### EXERCISE GOAL
Count the lines in the records below that contain the word "Корее", and give only that number.
■ ■ ■ ■
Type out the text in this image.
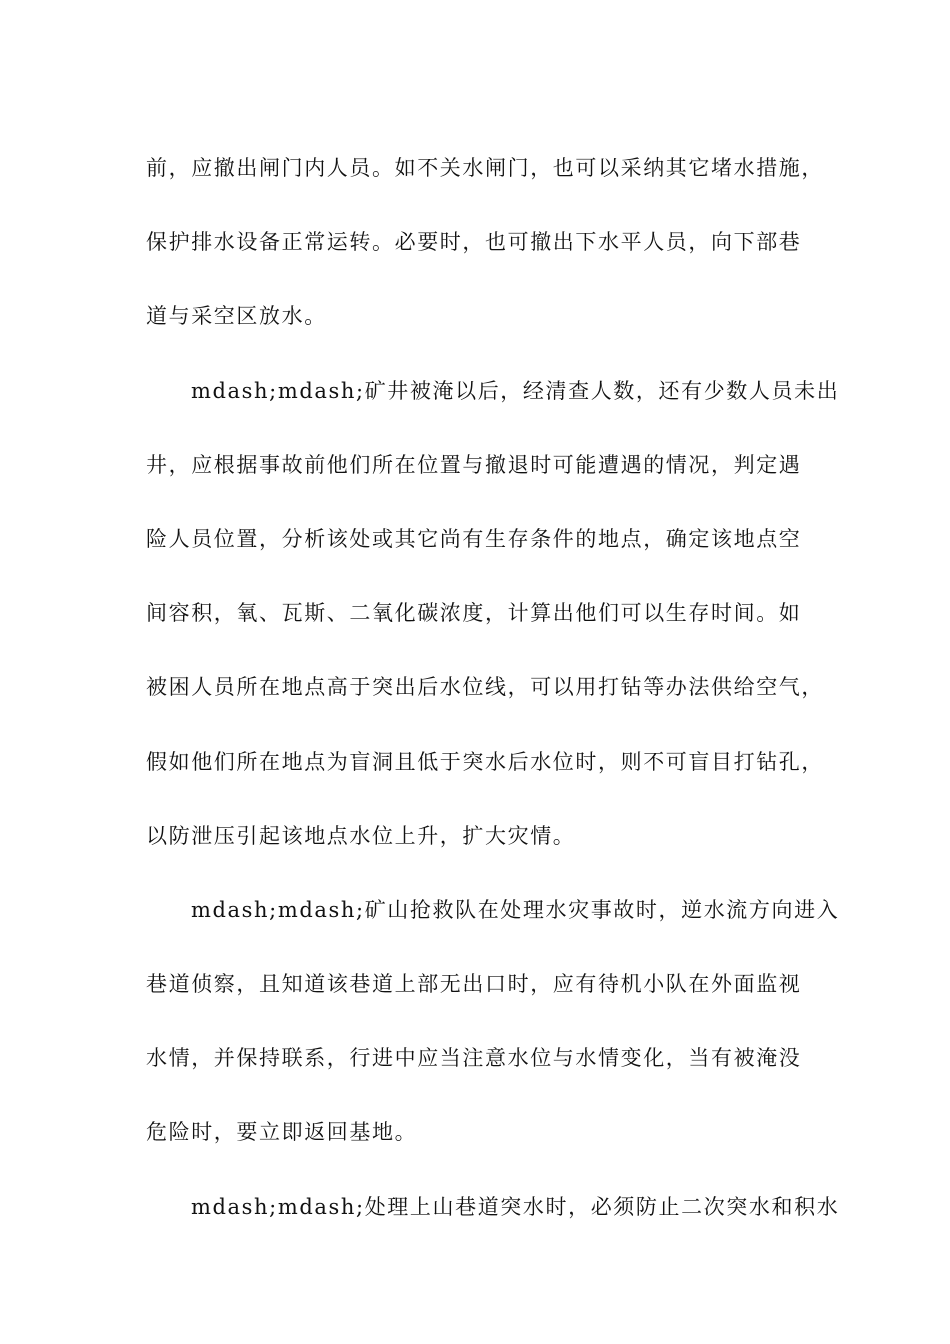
前，应撤出闸门内人员。如不关水闸门，也可以采纳其它堵水措施，
保护排水设备正常运转。必要时，也可撤出下水平人员，向下部巷
道与采空区放水。
mdash;mdash;矿井被淹以后，经清查人数，还有少数人员未出
井，应根据事故前他们所在位置与撤退时可能遭遇的情况，判定遇
险人员位置，分析该处或其它尚有生存条件的地点，确定该地点空
间容积，氧、瓦斯、二氧化碳浓度，计算出他们可以生存时间。如
被困人员所在地点高于突出后水位线，可以用打钻等办法供给空气，
假如他们所在地点为盲洞且低于突水后水位时，则不可盲目打钻孔，
以防泄压引起该地点水位上升，扩大灾情。
mdash;mdash;矿山抢救队在处理水灾事故时，逆水流方向进入
巷道侦察，且知道该巷道上部无出口时，应有待机小队在外面监视
水情，并保持联系，行进中应当注意水位与水情变化，当有被淹没
危险时，要立即返回基地。
mdash;mdash;处理上山巷道突水时，必须防止二次突水和积水
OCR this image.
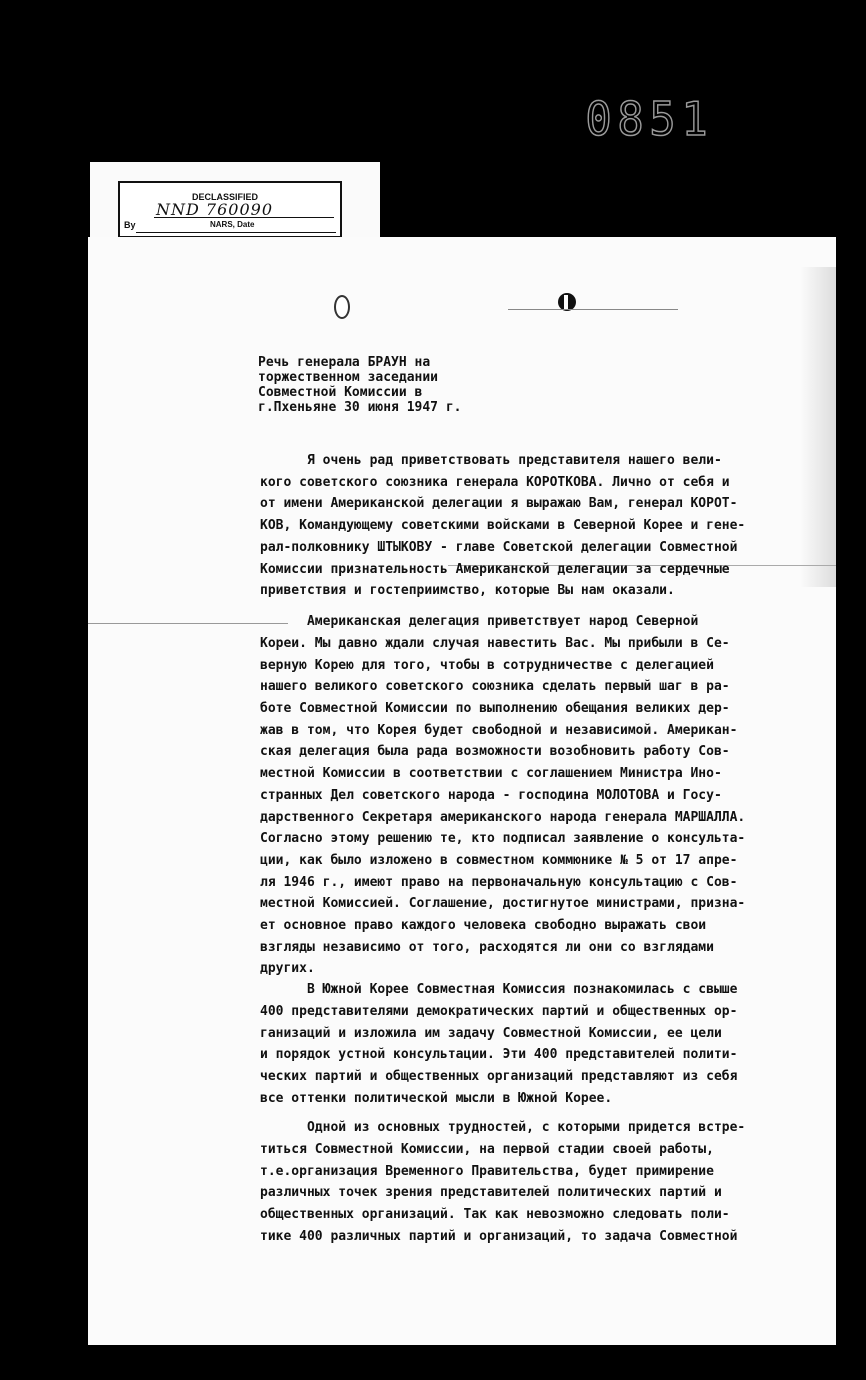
0851
DECLASSIFIED
NND 760090
By	NARS, Date
Речь генерала БРАУН на
торжественном заседании
Совместной Комиссии в
г.Пхеньяне 30 июня 1947 г.
Я очень рад приветствовать представителя нашего вели-
кого советского союзника генерала КОРОТКОВА. Лично от себя и
от имени Американской делегации я выражаю Вам, генерал КОРОТ-
КОВ, Командующему советскими войсками в Северной Корее и гене-
рал-полковнику ШТЫКОВУ - главе Советской делегации Совместной
Комиссии признательность Американской делегации за сердечные
приветствия и гостеприимство, которые Вы нам оказали.
Американская делегация приветствует народ Северной
Кореи. Мы давно ждали случая навестить Вас. Мы прибыли в Се-
верную Корею для того, чтобы в сотрудничестве с делегацией
нашего великого советского союзника сделать первый шаг в ра-
боте Совместной Комиссии по выполнению обещания великих дер-
жав в том, что Корея будет свободной и независимой. Американ-
ская делегация была рада возможности возобновить работу Сов-
местной Комиссии в соответствии с соглашением Министра Ино-
странных Дел советского народа - господина МОЛОТОВА и Госу-
дарственного Секретаря американского народа генерала МАРШАЛЛА.
Согласно этому решению те, кто подписал заявление о консульта-
ции, как было изложено в совместном коммюнике № 5 от 17 апре-
ля 1946 г., имеют право на первоначальную консультацию с Сов-
местной Комиссией. Соглашение, достигнутое министрами, признa-
ет основное право каждого человека свободно выражать свои
взгляды независимо от того, расходятся ли они со взглядами
других.
В Южной Корее Совместная Комиссия познакомилась с свыше
400 представителями демократических партий и общественных ор-
ганизаций и изложила им задачу Совместной Комиссии, ее цели
и порядок устной консультации. Эти 400 представителей полити-
ческих партий и общественных организаций представляют из себя
все оттенки политической мысли в Южной Корее.
Одной из основных трудностей, с которыми придется встре-
титься Совместной Комиссии, на первой стадии своей работы,
т.е.организация Временного Правительства, будет примирение
различных точек зрения представителей политических партий и
общественных организаций. Так как невозможно следовать поли-
тике 400 различных партий и организаций, то задача Совместной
■ ■ ■ ■
### SOLUTION
3